### [Consigne A]
Recopiez mot pour mot le passage de la question orale sur Mayotte qui va de "M. Ibrahim Aboubacar interroge" jusqu'à "sur ce chantier." inclus.

Question orale n° 205 :
DOM-ROM : Mayotte

14e Législature

Question de : M. Ibrahim Aboubacar (Mayotte - Socialiste, écologiste et républicain)

M. Ibrahim Aboubacar interroge M. le ministre de l'intérieur sur la conception que les pouvoirs publics ont du département de Mayotte et souhaite s'assurer que l'ensemble des administrations de l'État tiennent compte des dimensions départementales et régionales de ce département, qu'il sera ainsi répertorié par l'ensemble des organismes publics qui dressent les comptes publics, les statistiques publiques et plus généralement qui produisent les expertises des politiques publiques. Il souhaite également des précisions sur le calendrier prévu par le Gouvernement pour traiter de la situation administrative de ce département-région et la concertation indispensable qu'il compte mener avec les élus de Mayotte pour avancer sur ce chantier.

Réponse en séance, et publiée le 20 mars 2013

STATUT TERRITORIAL DE MAYOTTE

Mme la présidente. La parole est à M. Ibrahim Aboubacar, pour exposer sa question, n° 205, relative au statut territorial de Mayotte.

### [Données fournies]
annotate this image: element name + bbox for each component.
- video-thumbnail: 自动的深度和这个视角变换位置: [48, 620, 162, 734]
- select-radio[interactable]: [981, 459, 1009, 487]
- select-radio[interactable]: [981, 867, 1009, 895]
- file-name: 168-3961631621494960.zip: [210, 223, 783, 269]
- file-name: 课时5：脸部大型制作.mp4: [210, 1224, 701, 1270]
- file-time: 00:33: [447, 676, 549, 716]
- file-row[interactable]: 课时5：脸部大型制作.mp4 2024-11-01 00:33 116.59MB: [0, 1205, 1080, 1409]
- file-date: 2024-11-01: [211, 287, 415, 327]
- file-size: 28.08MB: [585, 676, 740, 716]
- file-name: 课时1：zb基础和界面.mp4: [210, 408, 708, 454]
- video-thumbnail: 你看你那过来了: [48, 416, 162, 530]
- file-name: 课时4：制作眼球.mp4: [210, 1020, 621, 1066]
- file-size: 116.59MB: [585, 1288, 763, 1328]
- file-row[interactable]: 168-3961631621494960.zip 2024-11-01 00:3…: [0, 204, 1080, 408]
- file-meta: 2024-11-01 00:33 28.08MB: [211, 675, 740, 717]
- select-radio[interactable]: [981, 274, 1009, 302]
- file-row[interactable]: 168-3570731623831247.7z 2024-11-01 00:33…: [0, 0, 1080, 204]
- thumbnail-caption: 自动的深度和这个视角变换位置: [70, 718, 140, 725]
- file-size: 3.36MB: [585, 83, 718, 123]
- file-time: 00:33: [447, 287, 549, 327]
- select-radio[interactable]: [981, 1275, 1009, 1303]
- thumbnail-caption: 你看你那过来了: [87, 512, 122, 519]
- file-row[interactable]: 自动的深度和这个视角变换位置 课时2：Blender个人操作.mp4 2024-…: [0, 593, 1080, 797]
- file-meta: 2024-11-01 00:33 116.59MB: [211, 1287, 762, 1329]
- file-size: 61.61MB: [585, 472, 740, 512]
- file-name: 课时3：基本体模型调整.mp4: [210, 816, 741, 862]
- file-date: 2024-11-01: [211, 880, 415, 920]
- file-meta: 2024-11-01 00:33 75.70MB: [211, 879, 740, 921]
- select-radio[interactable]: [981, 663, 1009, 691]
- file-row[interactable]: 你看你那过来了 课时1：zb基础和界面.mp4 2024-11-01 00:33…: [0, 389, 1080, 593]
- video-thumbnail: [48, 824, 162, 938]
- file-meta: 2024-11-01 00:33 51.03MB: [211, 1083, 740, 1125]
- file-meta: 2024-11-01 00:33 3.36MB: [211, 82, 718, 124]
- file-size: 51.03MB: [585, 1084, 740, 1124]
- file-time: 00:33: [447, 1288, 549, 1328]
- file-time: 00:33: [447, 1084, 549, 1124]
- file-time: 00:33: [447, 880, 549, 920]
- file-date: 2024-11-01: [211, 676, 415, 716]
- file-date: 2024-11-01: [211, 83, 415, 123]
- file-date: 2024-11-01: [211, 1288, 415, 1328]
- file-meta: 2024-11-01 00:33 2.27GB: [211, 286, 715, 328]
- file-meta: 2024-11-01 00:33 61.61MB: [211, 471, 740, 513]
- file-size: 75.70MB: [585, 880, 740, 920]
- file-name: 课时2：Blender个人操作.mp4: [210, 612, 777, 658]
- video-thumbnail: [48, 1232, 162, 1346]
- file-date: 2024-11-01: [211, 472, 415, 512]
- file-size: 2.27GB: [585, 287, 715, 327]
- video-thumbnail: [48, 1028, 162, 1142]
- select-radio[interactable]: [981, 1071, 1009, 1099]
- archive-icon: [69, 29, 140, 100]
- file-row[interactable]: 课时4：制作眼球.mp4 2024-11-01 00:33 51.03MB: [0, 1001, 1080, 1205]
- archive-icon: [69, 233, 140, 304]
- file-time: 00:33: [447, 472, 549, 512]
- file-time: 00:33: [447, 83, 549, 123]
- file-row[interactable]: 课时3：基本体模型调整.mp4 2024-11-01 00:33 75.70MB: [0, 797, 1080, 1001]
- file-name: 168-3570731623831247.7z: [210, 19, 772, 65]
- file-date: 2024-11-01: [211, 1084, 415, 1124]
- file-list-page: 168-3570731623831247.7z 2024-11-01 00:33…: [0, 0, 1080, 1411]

### [Consigne B]
Convertissez en liste JSON de chaînes les lignes du listing, depuis son début jusqu'à la ligne contenant "- file-date: 2024-11-01: [211, 1288, 415, 1328]" incluse, à raison d'une chaîne par ligne et en omettant les lignes vides.

### [Réponse A]
M. Ibrahim Aboubacar interroge M. le ministre de l'intérieur sur la conception que les pouvoirs publics ont du département de Mayotte et souhaite s'assurer que l'ensemble des administrations de l'État tiennent compte des dimensions départementales et régionales de ce département, qu'il sera ainsi répertorié par l'ensemble des organismes publics qui dressent les comptes publics, les statistiques publiques et plus généralement qui produisent les expertises des politiques publiques. Il souhaite également des précisions sur le calendrier prévu par le Gouvernement pour traiter de la situation administrative de ce département-région et la concertation indispensable qu'il compte mener avec les élus de Mayotte pour avancer sur ce chantier.

### [Réponse B]
[
  "annotate this image: element name + bbox for each component.",
  "- video-thumbnail: 自动的深度和这个视角变换位置: [48, 620, 162, 734]",
  "- select-radio[interactable]: [981, 459, 1009, 487]",
  "- select-radio[interactable]: [981, 867, 1009, 895]",
  "- file-name: 168-3961631621494960.zip: [210, 223, 783, 269]",
  "- file-name: 课时5：脸部大型制作.mp4: [210, 1224, 701, 1270]",
  "- file-time: 00:33: [447, 676, 549, 716]",
  "- file-row[interactable]: 课时5：脸部大型制作.mp4 2024-11-01 00:33 116.59MB: [0, 1205, 1080, 1409]",
  "- file-date: 2024-11-01: [211, 287, 415, 327]",
  "- file-size: 28.08MB: [585, 676, 740, 716]",
  "- file-name: 课时1：zb基础和界面.mp4: [210, 408, 708, 454]",
  "- video-thumbnail: 你看你那过来了: [48, 416, 162, 530]",
  "- file-name: 课时4：制作眼球.mp4: [210, 1020, 621, 1066]",
  "- file-size: 116.59MB: [585, 1288, 763, 1328]",
  "- file-row[interactable]: 168-3961631621494960.zip 2024-11-01 00:3…: [0, 204, 1080, 408]",
  "- file-meta: 2024-11-01 00:33 28.08MB: [211, 675, 740, 717]",
  "- select-radio[interactable]: [981, 274, 1009, 302]",
  "- file-row[interactable]: 168-3570731623831247.7z 2024-11-01 00:33…: [0, 0, 1080, 204]",
  "- thumbnail-caption: 自动的深度和这个视角变换位置: [70, 718, 140, 725]",
  "- file-size: 3.36MB: [585, 83, 718, 123]",
  "- file-time: 00:33: [447, 287, 549, 327]",
  "- select-radio[interactable]: [981, 1275, 1009, 1303]",
  "- thumbnail-caption: 你看你那过来了: [87, 512, 122, 519]",
  "- file-row[interactable]: 自动的深度和这个视角变换位置 课时2：Blender个人操作.mp4 2024-…: [0, 593, 1080, 797]",
  "- file-meta: 2024-11-01 00:33 116.59MB: [211, 1287, 762, 1329]",
  "- file-size: 61.61MB: [585, 472, 740, 512]",
  "- file-name: 课时3：基本体模型调整.mp4: [210, 816, 741, 862]",
  "- file-date: 2024-11-01: [211, 880, 415, 920]",
  "- file-meta: 2024-11-01 00:33 75.70MB: [211, 879, 740, 921]",
  "- select-radio[interactable]: [981, 663, 1009, 691]",
  "- file-row[interactable]: 你看你那过来了 课时1：zb基础和界面.mp4 2024-11-01 00:33…: [0, 389, 1080, 593]",
  "- video-thumbnail: [48, 824, 162, 938]",
  "- file-meta: 2024-11-01 00:33 51.03MB: [211, 1083, 740, 1125]",
  "- file-meta: 2024-11-01 00:33 3.36MB: [211, 82, 718, 124]",
  "- file-size: 51.03MB: [585, 1084, 740, 1124]",
  "- file-time: 00:33: [447, 1288, 549, 1328]",
  "- file-time: 00:33: [447, 1084, 549, 1124]",
  "- file-time: 00:33: [447, 880, 549, 920]",
  "- file-date: 2024-11-01: [211, 676, 415, 716]",
  "- file-date: 2024-11-01: [211, 83, 415, 123]",
  "- file-date: 2024-11-01: [211, 1288, 415, 1328]"
]